DO THIS: Extract, unchanged, every line of the entries starting with the line that contains "tuition-cell: 18000 [642,526,1118,602]" and continuing through the final line of the entries.

Element box entries:

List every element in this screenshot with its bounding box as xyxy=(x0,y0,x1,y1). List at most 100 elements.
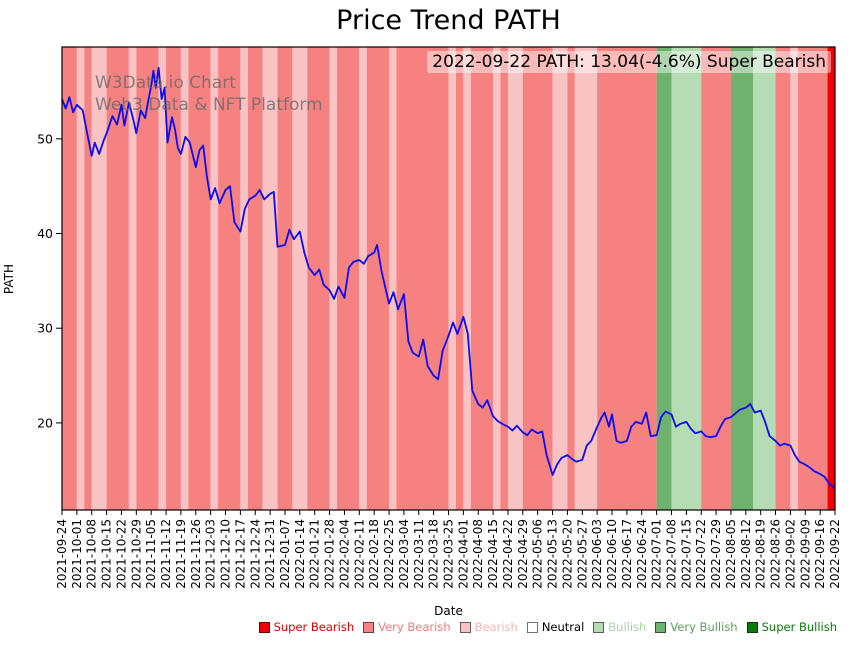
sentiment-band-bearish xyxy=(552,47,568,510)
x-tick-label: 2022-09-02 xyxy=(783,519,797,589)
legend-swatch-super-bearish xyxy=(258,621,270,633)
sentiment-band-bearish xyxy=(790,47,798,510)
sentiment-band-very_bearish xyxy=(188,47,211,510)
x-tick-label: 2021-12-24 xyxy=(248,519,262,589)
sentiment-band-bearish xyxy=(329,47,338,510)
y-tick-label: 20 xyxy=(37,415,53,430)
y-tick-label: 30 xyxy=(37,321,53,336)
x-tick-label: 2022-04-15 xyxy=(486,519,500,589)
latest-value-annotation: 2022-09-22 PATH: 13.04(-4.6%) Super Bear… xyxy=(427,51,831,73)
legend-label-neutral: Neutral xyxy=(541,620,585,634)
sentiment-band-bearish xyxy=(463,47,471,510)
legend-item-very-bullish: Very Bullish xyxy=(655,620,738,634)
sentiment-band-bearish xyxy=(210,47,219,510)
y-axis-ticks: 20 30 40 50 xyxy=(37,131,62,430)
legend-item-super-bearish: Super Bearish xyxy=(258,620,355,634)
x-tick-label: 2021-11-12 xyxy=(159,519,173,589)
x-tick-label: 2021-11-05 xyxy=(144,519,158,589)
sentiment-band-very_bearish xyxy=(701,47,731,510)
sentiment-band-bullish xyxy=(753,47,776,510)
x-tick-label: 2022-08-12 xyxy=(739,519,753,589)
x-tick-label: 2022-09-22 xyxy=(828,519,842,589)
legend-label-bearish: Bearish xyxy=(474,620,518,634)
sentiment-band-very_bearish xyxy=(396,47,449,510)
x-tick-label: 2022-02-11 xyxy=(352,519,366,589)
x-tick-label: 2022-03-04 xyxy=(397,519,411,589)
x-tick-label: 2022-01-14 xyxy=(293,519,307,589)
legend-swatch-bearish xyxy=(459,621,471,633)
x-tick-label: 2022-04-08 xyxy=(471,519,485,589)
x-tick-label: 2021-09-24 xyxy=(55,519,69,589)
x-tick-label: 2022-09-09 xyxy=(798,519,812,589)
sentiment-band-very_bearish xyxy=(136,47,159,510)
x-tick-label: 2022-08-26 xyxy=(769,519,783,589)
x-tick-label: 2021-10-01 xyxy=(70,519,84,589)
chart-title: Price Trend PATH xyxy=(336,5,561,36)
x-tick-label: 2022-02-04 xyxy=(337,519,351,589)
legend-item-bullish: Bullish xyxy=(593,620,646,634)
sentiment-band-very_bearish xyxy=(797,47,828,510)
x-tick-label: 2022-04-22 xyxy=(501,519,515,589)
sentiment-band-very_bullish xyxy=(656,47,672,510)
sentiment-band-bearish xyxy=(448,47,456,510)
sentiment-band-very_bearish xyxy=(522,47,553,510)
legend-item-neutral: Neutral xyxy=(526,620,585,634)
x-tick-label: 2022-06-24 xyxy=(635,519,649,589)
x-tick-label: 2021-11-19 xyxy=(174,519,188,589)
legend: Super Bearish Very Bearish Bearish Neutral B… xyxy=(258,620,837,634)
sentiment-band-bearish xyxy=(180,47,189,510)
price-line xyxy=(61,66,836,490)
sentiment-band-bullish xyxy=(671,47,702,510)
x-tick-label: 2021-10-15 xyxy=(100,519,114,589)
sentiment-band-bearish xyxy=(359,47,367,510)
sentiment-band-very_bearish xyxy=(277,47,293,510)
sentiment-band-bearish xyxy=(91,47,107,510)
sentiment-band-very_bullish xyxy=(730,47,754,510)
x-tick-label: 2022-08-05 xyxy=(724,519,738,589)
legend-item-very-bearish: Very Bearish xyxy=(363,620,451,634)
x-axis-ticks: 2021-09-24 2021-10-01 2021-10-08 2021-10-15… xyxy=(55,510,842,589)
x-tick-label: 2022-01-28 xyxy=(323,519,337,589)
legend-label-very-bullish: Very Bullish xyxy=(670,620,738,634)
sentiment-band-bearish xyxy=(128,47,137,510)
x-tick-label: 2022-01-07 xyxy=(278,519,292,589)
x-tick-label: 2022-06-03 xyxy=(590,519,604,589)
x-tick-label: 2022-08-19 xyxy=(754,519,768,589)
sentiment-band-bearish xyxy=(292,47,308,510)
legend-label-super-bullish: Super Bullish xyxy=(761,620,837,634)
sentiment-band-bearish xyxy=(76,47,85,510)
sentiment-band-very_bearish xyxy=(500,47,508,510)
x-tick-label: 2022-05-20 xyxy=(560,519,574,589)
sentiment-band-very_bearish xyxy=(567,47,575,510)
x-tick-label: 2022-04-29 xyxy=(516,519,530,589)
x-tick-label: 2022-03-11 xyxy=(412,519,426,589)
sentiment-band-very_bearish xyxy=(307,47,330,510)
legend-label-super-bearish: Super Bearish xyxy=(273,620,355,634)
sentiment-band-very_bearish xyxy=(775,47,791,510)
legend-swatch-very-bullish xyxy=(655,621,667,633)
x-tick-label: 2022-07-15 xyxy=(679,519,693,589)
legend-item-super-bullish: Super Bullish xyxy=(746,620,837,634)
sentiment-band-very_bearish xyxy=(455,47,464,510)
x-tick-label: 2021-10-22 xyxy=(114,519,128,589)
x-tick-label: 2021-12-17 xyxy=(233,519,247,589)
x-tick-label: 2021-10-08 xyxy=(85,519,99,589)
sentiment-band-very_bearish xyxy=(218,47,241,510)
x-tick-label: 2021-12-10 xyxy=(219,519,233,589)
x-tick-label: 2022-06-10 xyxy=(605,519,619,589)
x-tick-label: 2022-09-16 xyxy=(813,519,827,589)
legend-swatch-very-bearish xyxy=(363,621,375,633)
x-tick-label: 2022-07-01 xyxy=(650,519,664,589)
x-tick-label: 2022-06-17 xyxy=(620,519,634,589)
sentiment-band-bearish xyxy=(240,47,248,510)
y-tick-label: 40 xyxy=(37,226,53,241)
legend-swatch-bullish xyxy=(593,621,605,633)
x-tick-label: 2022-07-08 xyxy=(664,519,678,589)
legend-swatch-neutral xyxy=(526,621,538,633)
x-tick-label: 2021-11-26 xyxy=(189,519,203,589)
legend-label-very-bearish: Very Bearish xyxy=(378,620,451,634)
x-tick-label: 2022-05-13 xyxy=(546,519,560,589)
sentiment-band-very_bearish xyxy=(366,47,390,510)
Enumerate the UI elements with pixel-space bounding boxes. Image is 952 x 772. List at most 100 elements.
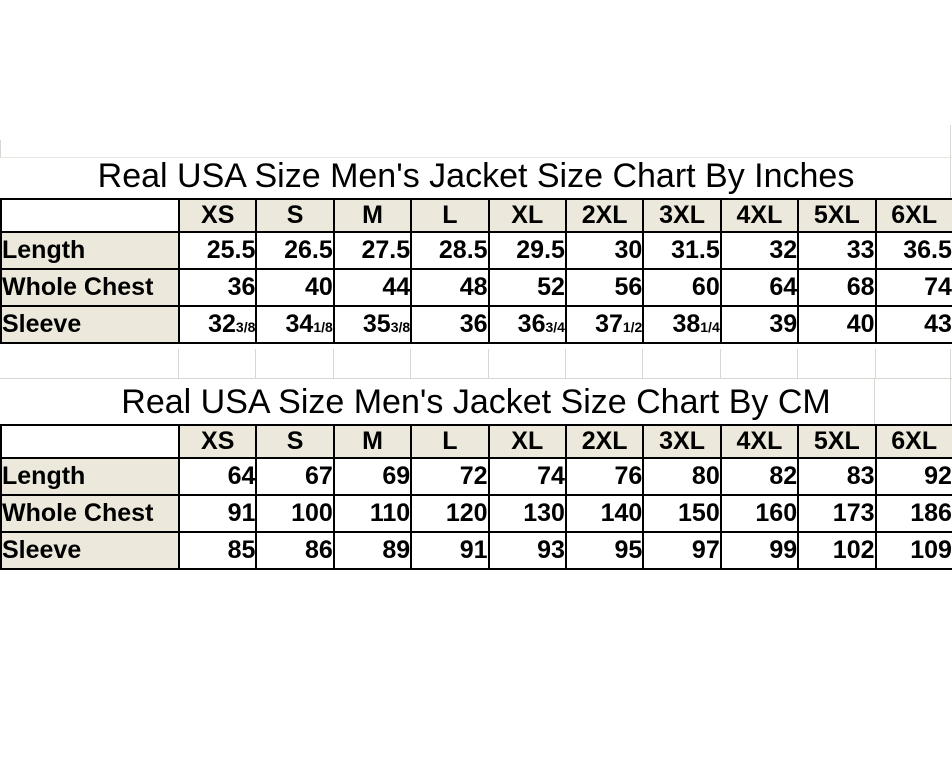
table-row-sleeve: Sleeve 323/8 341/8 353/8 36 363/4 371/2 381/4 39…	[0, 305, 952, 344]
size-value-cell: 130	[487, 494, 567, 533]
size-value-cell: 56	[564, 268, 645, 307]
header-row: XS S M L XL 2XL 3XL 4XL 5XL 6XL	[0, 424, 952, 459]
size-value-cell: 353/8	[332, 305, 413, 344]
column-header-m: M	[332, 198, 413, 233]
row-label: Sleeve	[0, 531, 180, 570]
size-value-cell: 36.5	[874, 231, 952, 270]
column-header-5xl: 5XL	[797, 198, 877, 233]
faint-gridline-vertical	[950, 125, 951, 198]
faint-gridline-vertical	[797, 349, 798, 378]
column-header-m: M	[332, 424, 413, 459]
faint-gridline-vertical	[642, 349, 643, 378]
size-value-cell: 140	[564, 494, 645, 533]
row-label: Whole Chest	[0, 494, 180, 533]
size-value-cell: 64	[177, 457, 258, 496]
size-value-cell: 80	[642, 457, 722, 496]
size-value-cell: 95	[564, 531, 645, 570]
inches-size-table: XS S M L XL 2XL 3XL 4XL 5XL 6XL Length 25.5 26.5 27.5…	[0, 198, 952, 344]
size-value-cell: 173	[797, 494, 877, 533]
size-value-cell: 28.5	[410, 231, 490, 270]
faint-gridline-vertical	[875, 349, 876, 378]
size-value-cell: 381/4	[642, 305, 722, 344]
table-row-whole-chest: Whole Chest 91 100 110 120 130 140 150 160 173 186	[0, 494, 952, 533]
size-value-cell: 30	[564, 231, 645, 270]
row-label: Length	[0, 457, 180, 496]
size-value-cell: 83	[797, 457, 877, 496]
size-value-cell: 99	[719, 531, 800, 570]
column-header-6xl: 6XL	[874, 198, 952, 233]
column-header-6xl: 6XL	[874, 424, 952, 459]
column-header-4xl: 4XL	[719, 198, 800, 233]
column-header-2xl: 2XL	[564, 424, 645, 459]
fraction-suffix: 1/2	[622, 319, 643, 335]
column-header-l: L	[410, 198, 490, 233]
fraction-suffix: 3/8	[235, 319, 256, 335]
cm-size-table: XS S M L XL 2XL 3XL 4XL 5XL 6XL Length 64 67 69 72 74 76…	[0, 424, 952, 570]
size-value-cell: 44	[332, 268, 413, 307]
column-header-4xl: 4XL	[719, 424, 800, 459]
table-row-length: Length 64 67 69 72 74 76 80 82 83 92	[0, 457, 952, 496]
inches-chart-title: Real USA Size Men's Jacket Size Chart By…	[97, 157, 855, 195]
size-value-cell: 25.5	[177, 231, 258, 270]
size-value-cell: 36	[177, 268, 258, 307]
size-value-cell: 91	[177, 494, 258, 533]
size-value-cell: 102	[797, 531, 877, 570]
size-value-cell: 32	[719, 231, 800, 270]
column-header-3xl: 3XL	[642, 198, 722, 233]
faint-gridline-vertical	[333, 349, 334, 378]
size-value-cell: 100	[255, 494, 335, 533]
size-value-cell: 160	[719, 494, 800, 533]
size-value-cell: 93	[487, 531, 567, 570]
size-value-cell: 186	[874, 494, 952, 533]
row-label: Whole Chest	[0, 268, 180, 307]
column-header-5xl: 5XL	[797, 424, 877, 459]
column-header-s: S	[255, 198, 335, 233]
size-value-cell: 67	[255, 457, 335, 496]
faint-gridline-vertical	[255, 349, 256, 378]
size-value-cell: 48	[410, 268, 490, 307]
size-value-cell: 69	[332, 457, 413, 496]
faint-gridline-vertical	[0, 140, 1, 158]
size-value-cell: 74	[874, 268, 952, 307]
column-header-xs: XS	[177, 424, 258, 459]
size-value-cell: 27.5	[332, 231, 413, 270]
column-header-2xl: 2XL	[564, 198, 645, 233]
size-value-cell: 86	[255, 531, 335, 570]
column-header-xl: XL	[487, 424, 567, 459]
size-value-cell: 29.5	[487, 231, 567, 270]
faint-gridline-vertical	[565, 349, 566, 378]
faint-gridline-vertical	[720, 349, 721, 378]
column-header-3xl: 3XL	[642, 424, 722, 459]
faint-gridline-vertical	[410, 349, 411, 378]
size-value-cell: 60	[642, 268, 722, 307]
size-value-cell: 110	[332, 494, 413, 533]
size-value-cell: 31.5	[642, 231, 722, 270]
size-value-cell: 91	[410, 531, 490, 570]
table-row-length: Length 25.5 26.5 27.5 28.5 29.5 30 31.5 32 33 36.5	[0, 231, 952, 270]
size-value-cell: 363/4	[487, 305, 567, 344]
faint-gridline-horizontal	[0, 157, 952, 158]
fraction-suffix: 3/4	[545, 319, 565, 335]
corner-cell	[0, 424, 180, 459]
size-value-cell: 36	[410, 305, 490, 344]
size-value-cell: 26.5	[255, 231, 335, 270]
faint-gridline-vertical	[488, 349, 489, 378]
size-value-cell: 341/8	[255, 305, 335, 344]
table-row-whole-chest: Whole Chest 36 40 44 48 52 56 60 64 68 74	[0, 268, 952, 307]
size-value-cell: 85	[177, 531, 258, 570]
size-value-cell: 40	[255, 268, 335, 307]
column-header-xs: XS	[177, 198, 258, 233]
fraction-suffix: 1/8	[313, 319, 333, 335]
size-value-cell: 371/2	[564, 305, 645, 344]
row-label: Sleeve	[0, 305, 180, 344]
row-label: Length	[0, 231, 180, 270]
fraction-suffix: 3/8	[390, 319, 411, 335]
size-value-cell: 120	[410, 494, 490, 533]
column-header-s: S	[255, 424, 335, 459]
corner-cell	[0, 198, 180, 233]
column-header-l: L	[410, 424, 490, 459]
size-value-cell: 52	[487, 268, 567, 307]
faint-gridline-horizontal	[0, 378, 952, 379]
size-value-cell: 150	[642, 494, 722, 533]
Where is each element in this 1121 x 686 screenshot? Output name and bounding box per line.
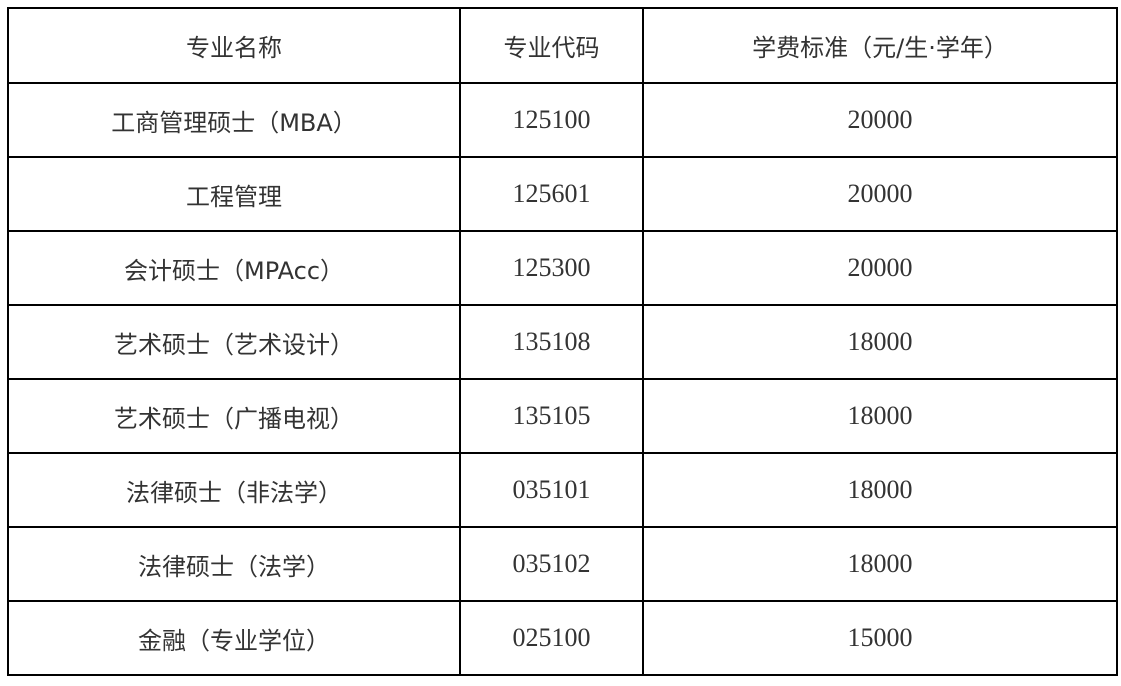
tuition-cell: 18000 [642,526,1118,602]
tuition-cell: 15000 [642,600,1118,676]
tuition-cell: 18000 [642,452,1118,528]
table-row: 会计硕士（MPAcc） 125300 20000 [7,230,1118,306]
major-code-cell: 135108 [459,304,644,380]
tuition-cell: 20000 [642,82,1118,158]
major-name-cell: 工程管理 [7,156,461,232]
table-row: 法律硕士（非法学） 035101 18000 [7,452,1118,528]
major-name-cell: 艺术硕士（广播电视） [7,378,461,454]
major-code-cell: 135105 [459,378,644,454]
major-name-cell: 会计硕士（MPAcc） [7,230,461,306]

TASK RESPONSE:
tuition-cell: 18000 [642,526,1118,602]
tuition-cell: 15000 [642,600,1118,676]
tuition-cell: 18000 [642,452,1118,528]
table-row: 会计硕士（MPAcc） 125300 20000 [7,230,1118,306]
major-code-cell: 135108 [459,304,644,380]
tuition-cell: 20000 [642,82,1118,158]
major-name-cell: 工程管理 [7,156,461,232]
table-row: 法律硕士（非法学） 035101 18000 [7,452,1118,528]
major-name-cell: 艺术硕士（广播电视） [7,378,461,454]
major-code-cell: 135105 [459,378,644,454]
major-name-cell: 会计硕士（MPAcc） [7,230,461,306]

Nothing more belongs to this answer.